_WHAT IS EXPECTED_
Find every line in the records below that holds the word "arcmin", and copy each one.

_EXCERPTED RECORDS_
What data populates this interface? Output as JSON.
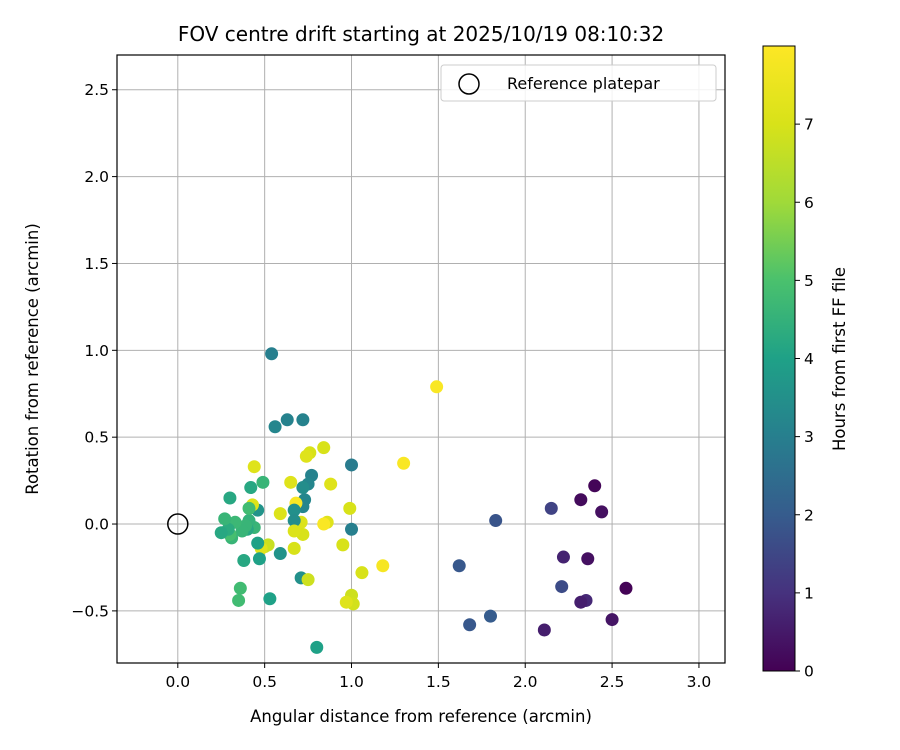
{
  "chart_data": {
    "type": "scatter",
    "title": "FOV centre drift starting at 2025/10/19 08:10:32",
    "xlabel": "Angular distance from reference (arcmin)",
    "ylabel": "Rotation from reference (arcmin)",
    "xlim": [
      -0.35,
      3.15
    ],
    "ylim": [
      -0.8,
      2.7
    ],
    "xticks": [
      0.0,
      0.5,
      1.0,
      1.5,
      2.0,
      2.5,
      3.0
    ],
    "xtick_labels": [
      "0.0",
      "0.5",
      "1.0",
      "1.5",
      "2.0",
      "2.5",
      "3.0"
    ],
    "yticks": [
      -0.5,
      0.0,
      0.5,
      1.0,
      1.5,
      2.0,
      2.5
    ],
    "ytick_labels": [
      "−0.5",
      "0.0",
      "0.5",
      "1.0",
      "1.5",
      "2.0",
      "2.5"
    ],
    "grid": true,
    "legend": {
      "placement": "top-right",
      "label": "Reference platepar"
    },
    "reference_point": {
      "x": 0.0,
      "y": 0.0
    },
    "colorbar": {
      "label": "Hours from first FF file",
      "colormap": "viridis",
      "range": [
        0,
        8
      ],
      "ticks": [
        0,
        1,
        2,
        3,
        4,
        5,
        6,
        7
      ],
      "tick_labels": [
        "0",
        "1",
        "2",
        "3",
        "4",
        "5",
        "6",
        "7"
      ]
    },
    "points": [
      {
        "x": 2.4,
        "y": 0.22,
        "t": 0.1
      },
      {
        "x": 2.44,
        "y": 0.07,
        "t": 0.3
      },
      {
        "x": 2.32,
        "y": 0.14,
        "t": 0.2
      },
      {
        "x": 2.58,
        "y": -0.37,
        "t": 0.05
      },
      {
        "x": 2.5,
        "y": -0.55,
        "t": 0.4
      },
      {
        "x": 2.36,
        "y": -0.2,
        "t": 0.3
      },
      {
        "x": 2.22,
        "y": -0.19,
        "t": 0.7
      },
      {
        "x": 2.35,
        "y": -0.44,
        "t": 0.8
      },
      {
        "x": 2.32,
        "y": -0.45,
        "t": 0.6
      },
      {
        "x": 2.11,
        "y": -0.61,
        "t": 0.6
      },
      {
        "x": 2.21,
        "y": -0.36,
        "t": 1.6
      },
      {
        "x": 2.15,
        "y": 0.09,
        "t": 1.4
      },
      {
        "x": 1.83,
        "y": 0.02,
        "t": 1.8
      },
      {
        "x": 1.62,
        "y": -0.24,
        "t": 1.9
      },
      {
        "x": 1.8,
        "y": -0.53,
        "t": 2.0
      },
      {
        "x": 1.68,
        "y": -0.58,
        "t": 1.9
      },
      {
        "x": 1.49,
        "y": 0.79,
        "t": 7.9
      },
      {
        "x": 1.3,
        "y": 0.35,
        "t": 7.9
      },
      {
        "x": 1.18,
        "y": -0.24,
        "t": 7.8
      },
      {
        "x": 1.06,
        "y": -0.28,
        "t": 7.0
      },
      {
        "x": 1.0,
        "y": -0.41,
        "t": 6.8
      },
      {
        "x": 1.01,
        "y": -0.46,
        "t": 6.9
      },
      {
        "x": 0.97,
        "y": -0.45,
        "t": 7.2
      },
      {
        "x": 0.95,
        "y": -0.12,
        "t": 7.0
      },
      {
        "x": 0.99,
        "y": 0.09,
        "t": 7.0
      },
      {
        "x": 1.0,
        "y": 0.34,
        "t": 2.9
      },
      {
        "x": 1.0,
        "y": -0.03,
        "t": 3.0
      },
      {
        "x": 0.88,
        "y": 0.23,
        "t": 7.2
      },
      {
        "x": 0.86,
        "y": 0.01,
        "t": 7.2
      },
      {
        "x": 0.84,
        "y": 0.0,
        "t": 7.9
      },
      {
        "x": 0.84,
        "y": 0.44,
        "t": 7.0
      },
      {
        "x": 0.8,
        "y": -0.71,
        "t": 4.0
      },
      {
        "x": 0.77,
        "y": 0.28,
        "t": 3.1
      },
      {
        "x": 0.76,
        "y": 0.41,
        "t": 7.0
      },
      {
        "x": 0.74,
        "y": 0.39,
        "t": 7.2
      },
      {
        "x": 0.75,
        "y": 0.23,
        "t": 3.2
      },
      {
        "x": 0.73,
        "y": 0.14,
        "t": 3.2
      },
      {
        "x": 0.72,
        "y": 0.21,
        "t": 3.4
      },
      {
        "x": 0.72,
        "y": 0.1,
        "t": 3.2
      },
      {
        "x": 0.72,
        "y": 0.6,
        "t": 3.1
      },
      {
        "x": 0.71,
        "y": 0.01,
        "t": 7.1
      },
      {
        "x": 0.72,
        "y": -0.06,
        "t": 7.0
      },
      {
        "x": 0.71,
        "y": -0.31,
        "t": 3.5
      },
      {
        "x": 0.75,
        "y": -0.32,
        "t": 6.8
      },
      {
        "x": 0.68,
        "y": 0.12,
        "t": 7.9
      },
      {
        "x": 0.67,
        "y": 0.08,
        "t": 3.5
      },
      {
        "x": 0.67,
        "y": 0.02,
        "t": 3.4
      },
      {
        "x": 0.67,
        "y": -0.04,
        "t": 7.1
      },
      {
        "x": 0.67,
        "y": -0.14,
        "t": 7.0
      },
      {
        "x": 0.65,
        "y": 0.24,
        "t": 7.2
      },
      {
        "x": 0.63,
        "y": 0.6,
        "t": 3.1
      },
      {
        "x": 0.59,
        "y": 0.06,
        "t": 7.1
      },
      {
        "x": 0.59,
        "y": -0.17,
        "t": 3.6
      },
      {
        "x": 0.56,
        "y": 0.56,
        "t": 3.2
      },
      {
        "x": 0.54,
        "y": 0.98,
        "t": 3.0
      },
      {
        "x": 0.53,
        "y": -0.43,
        "t": 4.0
      },
      {
        "x": 0.52,
        "y": -0.12,
        "t": 6.7
      },
      {
        "x": 0.5,
        "y": -0.13,
        "t": 6.8
      },
      {
        "x": 0.49,
        "y": 0.24,
        "t": 4.6
      },
      {
        "x": 0.48,
        "y": -0.14,
        "t": 7.2
      },
      {
        "x": 0.47,
        "y": -0.2,
        "t": 4.0
      },
      {
        "x": 0.46,
        "y": 0.08,
        "t": 3.6
      },
      {
        "x": 0.46,
        "y": -0.11,
        "t": 4.0
      },
      {
        "x": 0.44,
        "y": 0.33,
        "t": 7.2
      },
      {
        "x": 0.44,
        "y": -0.02,
        "t": 4.6
      },
      {
        "x": 0.43,
        "y": 0.11,
        "t": 7.1
      },
      {
        "x": 0.42,
        "y": 0.21,
        "t": 4.2
      },
      {
        "x": 0.41,
        "y": 0.02,
        "t": 4.5
      },
      {
        "x": 0.41,
        "y": 0.09,
        "t": 4.8
      },
      {
        "x": 0.4,
        "y": -0.03,
        "t": 4.2
      },
      {
        "x": 0.39,
        "y": -0.01,
        "t": 4.6
      },
      {
        "x": 0.38,
        "y": -0.21,
        "t": 4.2
      },
      {
        "x": 0.37,
        "y": -0.04,
        "t": 4.6
      },
      {
        "x": 0.36,
        "y": -0.37,
        "t": 4.8
      },
      {
        "x": 0.35,
        "y": -0.44,
        "t": 4.8
      },
      {
        "x": 0.33,
        "y": 0.01,
        "t": 4.7
      },
      {
        "x": 0.31,
        "y": -0.08,
        "t": 4.6
      },
      {
        "x": 0.3,
        "y": -0.06,
        "t": 4.9
      },
      {
        "x": 0.3,
        "y": 0.15,
        "t": 4.2
      },
      {
        "x": 0.29,
        "y": -0.03,
        "t": 4.3
      },
      {
        "x": 0.27,
        "y": 0.03,
        "t": 4.6
      },
      {
        "x": 0.25,
        "y": -0.05,
        "t": 4.2
      }
    ]
  }
}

_THE RESPONSE_
    "xlabel": "Angular distance from reference (arcmin)",
    "ylabel": "Rotation from reference (arcmin)",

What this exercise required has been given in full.